TASK DETAILS: Copy out all lines that hold "Edit".

-------- DATASET ENTRIES

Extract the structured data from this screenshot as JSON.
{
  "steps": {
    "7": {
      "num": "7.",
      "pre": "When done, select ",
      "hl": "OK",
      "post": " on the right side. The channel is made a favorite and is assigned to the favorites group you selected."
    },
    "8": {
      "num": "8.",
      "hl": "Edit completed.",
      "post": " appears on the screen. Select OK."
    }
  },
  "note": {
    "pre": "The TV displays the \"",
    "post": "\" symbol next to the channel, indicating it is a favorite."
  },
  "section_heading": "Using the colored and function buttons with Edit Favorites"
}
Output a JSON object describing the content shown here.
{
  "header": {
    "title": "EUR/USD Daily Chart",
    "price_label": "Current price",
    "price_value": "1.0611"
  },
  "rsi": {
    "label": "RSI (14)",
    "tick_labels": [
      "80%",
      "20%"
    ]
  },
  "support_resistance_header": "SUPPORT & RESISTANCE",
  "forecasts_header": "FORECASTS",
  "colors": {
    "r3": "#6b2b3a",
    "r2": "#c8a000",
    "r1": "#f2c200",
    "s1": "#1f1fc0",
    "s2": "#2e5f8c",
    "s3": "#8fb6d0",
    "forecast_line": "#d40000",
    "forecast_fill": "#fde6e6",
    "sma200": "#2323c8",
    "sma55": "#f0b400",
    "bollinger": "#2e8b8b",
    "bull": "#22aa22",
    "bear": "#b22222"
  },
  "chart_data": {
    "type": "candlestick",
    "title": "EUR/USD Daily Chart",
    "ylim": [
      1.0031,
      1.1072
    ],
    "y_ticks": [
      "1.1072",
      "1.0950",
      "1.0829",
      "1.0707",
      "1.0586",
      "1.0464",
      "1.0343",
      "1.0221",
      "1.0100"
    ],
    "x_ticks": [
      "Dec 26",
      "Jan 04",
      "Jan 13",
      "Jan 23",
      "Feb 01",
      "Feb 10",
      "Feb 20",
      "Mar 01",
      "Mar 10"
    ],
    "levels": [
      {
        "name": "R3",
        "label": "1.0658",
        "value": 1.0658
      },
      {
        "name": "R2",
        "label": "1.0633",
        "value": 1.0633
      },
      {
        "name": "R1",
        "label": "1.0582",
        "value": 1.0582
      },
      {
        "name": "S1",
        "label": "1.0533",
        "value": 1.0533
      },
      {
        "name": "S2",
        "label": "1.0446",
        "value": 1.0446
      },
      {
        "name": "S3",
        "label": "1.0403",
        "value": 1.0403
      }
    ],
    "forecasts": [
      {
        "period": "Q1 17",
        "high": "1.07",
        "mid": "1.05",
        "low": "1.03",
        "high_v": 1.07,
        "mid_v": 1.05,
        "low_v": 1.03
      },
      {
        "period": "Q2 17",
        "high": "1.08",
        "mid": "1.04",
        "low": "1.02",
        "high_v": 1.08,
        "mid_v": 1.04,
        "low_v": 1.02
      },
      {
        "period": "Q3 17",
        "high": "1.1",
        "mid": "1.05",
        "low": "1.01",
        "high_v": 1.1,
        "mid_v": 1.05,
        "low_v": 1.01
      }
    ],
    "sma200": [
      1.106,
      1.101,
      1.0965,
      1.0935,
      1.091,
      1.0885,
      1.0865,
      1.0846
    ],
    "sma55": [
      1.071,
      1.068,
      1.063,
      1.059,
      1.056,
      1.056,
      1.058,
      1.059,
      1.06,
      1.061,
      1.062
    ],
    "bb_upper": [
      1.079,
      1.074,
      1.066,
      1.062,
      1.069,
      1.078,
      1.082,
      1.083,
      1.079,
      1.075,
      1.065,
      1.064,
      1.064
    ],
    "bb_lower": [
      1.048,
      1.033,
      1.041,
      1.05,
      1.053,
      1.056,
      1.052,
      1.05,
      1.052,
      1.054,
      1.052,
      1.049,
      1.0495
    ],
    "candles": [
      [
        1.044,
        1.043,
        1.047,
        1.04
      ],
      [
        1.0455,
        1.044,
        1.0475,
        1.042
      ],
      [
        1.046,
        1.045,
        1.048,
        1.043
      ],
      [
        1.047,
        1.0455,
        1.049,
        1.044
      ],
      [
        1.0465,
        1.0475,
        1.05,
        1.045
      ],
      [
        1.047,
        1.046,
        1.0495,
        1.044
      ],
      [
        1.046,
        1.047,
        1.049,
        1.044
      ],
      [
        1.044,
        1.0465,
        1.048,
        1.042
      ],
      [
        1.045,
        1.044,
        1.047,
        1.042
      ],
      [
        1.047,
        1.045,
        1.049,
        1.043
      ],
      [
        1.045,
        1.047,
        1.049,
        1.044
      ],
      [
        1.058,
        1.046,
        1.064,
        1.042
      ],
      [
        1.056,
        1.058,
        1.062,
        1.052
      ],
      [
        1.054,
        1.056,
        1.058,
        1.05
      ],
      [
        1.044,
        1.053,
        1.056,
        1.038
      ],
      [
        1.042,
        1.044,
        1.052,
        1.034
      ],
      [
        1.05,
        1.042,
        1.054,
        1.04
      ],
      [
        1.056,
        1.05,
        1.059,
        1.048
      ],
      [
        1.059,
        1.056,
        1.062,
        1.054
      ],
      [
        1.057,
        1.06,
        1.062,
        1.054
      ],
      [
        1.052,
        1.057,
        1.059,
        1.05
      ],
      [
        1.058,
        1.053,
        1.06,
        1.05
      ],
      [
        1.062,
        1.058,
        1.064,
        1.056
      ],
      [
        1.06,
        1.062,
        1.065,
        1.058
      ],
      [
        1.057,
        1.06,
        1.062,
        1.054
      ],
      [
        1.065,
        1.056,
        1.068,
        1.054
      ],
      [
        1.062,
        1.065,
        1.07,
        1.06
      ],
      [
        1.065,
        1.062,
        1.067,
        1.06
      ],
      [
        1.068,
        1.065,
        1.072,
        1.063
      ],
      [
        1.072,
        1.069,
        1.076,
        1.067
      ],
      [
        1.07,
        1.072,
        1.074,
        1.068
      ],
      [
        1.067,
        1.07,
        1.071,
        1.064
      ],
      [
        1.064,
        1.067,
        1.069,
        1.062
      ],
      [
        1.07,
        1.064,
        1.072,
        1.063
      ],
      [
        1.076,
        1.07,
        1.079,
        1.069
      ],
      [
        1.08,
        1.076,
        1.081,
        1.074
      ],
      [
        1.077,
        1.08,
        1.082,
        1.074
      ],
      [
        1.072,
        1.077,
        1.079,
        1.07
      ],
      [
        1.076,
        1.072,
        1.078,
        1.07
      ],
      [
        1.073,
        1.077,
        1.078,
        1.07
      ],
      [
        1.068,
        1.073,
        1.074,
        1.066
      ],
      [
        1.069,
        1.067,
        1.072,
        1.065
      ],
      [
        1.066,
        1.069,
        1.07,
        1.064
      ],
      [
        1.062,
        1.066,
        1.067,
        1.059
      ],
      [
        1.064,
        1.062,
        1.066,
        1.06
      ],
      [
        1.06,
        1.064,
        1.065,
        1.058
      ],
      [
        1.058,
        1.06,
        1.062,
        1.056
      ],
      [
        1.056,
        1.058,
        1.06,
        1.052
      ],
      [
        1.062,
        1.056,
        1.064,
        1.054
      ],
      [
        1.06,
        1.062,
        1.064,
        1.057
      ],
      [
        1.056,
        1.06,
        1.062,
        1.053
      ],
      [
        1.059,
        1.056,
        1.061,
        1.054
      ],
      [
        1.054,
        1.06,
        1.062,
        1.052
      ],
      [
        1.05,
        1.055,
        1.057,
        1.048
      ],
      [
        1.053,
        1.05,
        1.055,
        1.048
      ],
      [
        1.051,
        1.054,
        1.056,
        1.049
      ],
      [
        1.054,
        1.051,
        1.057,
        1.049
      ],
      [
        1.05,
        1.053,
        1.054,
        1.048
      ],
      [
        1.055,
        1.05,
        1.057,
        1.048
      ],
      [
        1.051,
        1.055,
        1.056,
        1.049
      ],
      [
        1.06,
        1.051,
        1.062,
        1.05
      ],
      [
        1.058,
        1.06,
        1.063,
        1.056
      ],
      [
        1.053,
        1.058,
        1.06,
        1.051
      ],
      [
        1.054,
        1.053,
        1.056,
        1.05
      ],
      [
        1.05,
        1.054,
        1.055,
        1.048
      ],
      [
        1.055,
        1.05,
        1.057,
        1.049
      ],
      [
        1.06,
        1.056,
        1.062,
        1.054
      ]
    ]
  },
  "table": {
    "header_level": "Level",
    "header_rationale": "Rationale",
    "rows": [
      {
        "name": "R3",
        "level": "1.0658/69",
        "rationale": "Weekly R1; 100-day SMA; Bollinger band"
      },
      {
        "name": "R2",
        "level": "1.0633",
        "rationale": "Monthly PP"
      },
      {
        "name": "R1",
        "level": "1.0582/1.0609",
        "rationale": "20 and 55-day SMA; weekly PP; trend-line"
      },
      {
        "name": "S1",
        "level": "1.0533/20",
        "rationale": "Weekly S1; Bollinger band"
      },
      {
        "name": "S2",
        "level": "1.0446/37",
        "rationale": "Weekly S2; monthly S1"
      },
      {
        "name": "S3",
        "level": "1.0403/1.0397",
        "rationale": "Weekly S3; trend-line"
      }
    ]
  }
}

----------------

OUTPUT OF THE EXERCISE:
      "hl": "Edit completed.",
  "section_heading": "Using the colored and function buttons with Edit Favorites"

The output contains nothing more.